== EXERCISE ==
Transcribe the records that follow exactly. Skip the pictures.

:::::

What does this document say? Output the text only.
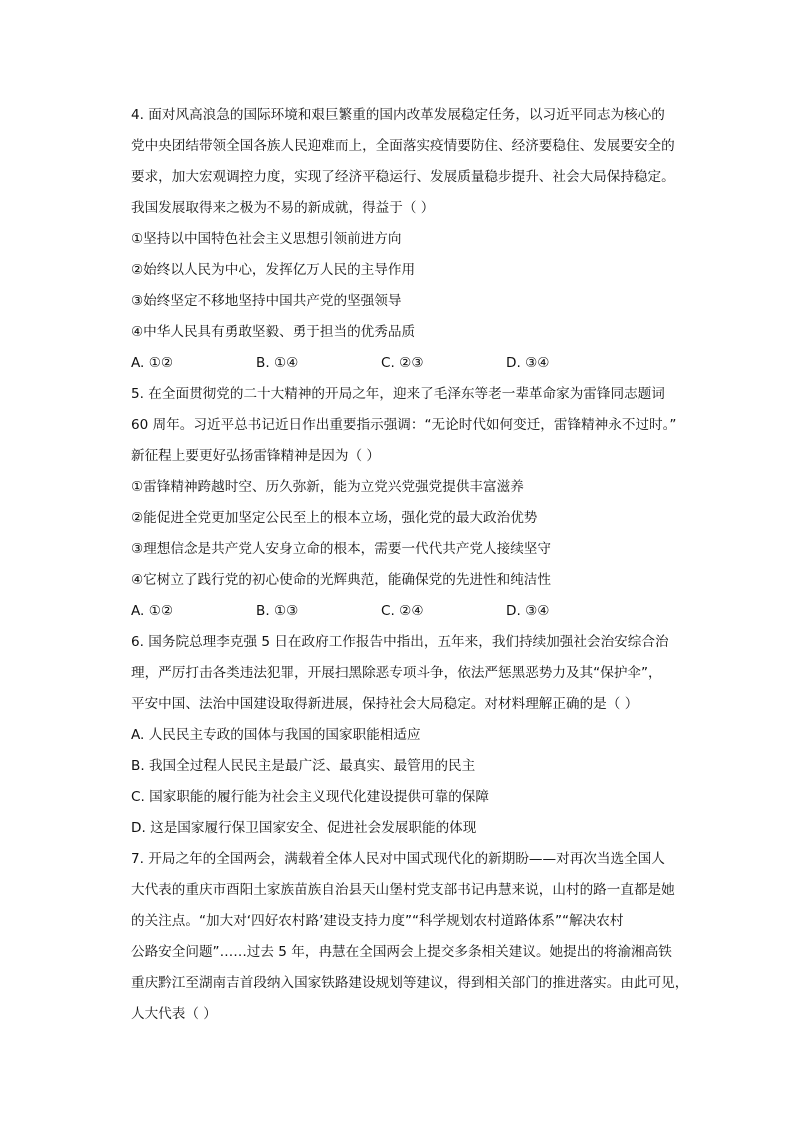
4. 面对风高浪急的国际环境和艰巨繁重的国内改革发展稳定任务，以习近平同志为核心的
党中央团结带领全国各族人民迎难而上，全面落实疫情要防住、经济要稳住、发展要安全的
要求，加大宏观调控力度，实现了经济平稳运行、发展质量稳步提升、社会大局保持稳定。
我国发展取得来之极为不易的新成就，得益于（ ）
①坚持以中国特色社会主义思想引领前进方向
②始终以人民为中心，发挥亿万人民的主导作用
③始终坚定不移地坚持中国共产党的坚强领导
④中华人民具有勇敢坚毅、勇于担当的优秀品质
A. ①②	B. ①④	C. ②③	D. ③④
5. 在全面贯彻党的二十大精神的开局之年，迎来了毛泽东等老一辈革命家为雷锋同志题词
60 周年。习近平总书记近日作出重要指示强调：“无论时代如何变迁，雷锋精神永不过时。”
新征程上要更好弘扬雷锋精神是因为（ ）
①雷锋精神跨越时空、历久弥新，能为立党兴党强党提供丰富滋养
②能促进全党更加坚定公民至上的根本立场，强化党的最大政治优势
③理想信念是共产党人安身立命的根本，需要一代代共产党人接续坚守
④它树立了践行党的初心使命的光辉典范，能确保党的先进性和纯洁性
A. ①②	B. ①③	C. ②④	D. ③④
6. 国务院总理李克强 5 日在政府工作报告中指出，五年来，我们持续加强社会治安综合治
理，严厉打击各类违法犯罪，开展扫黑除恶专项斗争，依法严惩黑恶势力及其“保护伞”，
平安中国、法治中国建设取得新进展，保持社会大局稳定。对材料理解正确的是（ ）
A. 人民民主专政的国体与我国的国家职能相适应
B. 我国全过程人民民主是最广泛、最真实、最管用的民主
C. 国家职能的履行能为社会主义现代化建设提供可靠的保障
D. 这是国家履行保卫国家安全、促进社会发展职能的体现
7. 开局之年的全国两会，满载着全体人民对中国式现代化的新期盼——对再次当选全国人
大代表的重庆市酉阳土家族苗族自治县天山堡村党支部书记冉慧来说，山村的路一直都是她
的关注点。“加大对‘四好农村路’建设支持力度”“科学规划农村道路体系”“解决农村
公路安全问题”……过去 5 年，冉慧在全国两会上提交多条相关建议。她提出的将渝湘高铁
重庆黔江至湖南吉首段纳入国家铁路建设规划等建议，得到相关部门的推进落实。由此可见，
人大代表（ ）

:::::

== FULL SOLUTION ==
What does this document say? Output the text only.
4. 面对风高浪急的国际环境和艰巨繁重的国内改革发展稳定任务，以习近平同志为核心的
党中央团结带领全国各族人民迎难而上，全面落实疫情要防住、经济要稳住、发展要安全的
要求，加大宏观调控力度，实现了经济平稳运行、发展质量稳步提升、社会大局保持稳定。
我国发展取得来之极为不易的新成就，得益于（ ）
①坚持以中国特色社会主义思想引领前进方向
②始终以人民为中心，发挥亿万人民的主导作用
③始终坚定不移地坚持中国共产党的坚强领导
④中华人民具有勇敢坚毅、勇于担当的优秀品质
A. ①②	B. ①④	C. ②③	D. ③④
5. 在全面贯彻党的二十大精神的开局之年，迎来了毛泽东等老一辈革命家为雷锋同志题词
60 周年。习近平总书记近日作出重要指示强调：“无论时代如何变迁，雷锋精神永不过时。”
新征程上要更好弘扬雷锋精神是因为（ ）
①雷锋精神跨越时空、历久弥新，能为立党兴党强党提供丰富滋养
②能促进全党更加坚定公民至上的根本立场，强化党的最大政治优势
③理想信念是共产党人安身立命的根本，需要一代代共产党人接续坚守
④它树立了践行党的初心使命的光辉典范，能确保党的先进性和纯洁性
A. ①②	B. ①③	C. ②④	D. ③④
6. 国务院总理李克强 5 日在政府工作报告中指出，五年来，我们持续加强社会治安综合治
理，严厉打击各类违法犯罪，开展扫黑除恶专项斗争，依法严惩黑恶势力及其“保护伞”，
平安中国、法治中国建设取得新进展，保持社会大局稳定。对材料理解正确的是（ ）
A. 人民民主专政的国体与我国的国家职能相适应
B. 我国全过程人民民主是最广泛、最真实、最管用的民主
C. 国家职能的履行能为社会主义现代化建设提供可靠的保障
D. 这是国家履行保卫国家安全、促进社会发展职能的体现
7. 开局之年的全国两会，满载着全体人民对中国式现代化的新期盼——对再次当选全国人
大代表的重庆市酉阳土家族苗族自治县天山堡村党支部书记冉慧来说，山村的路一直都是她
的关注点。“加大对‘四好农村路’建设支持力度”“科学规划农村道路体系”“解决农村
公路安全问题”……过去 5 年，冉慧在全国两会上提交多条相关建议。她提出的将渝湘高铁
重庆黔江至湖南吉首段纳入国家铁路建设规划等建议，得到相关部门的推进落实。由此可见，
人大代表（ ）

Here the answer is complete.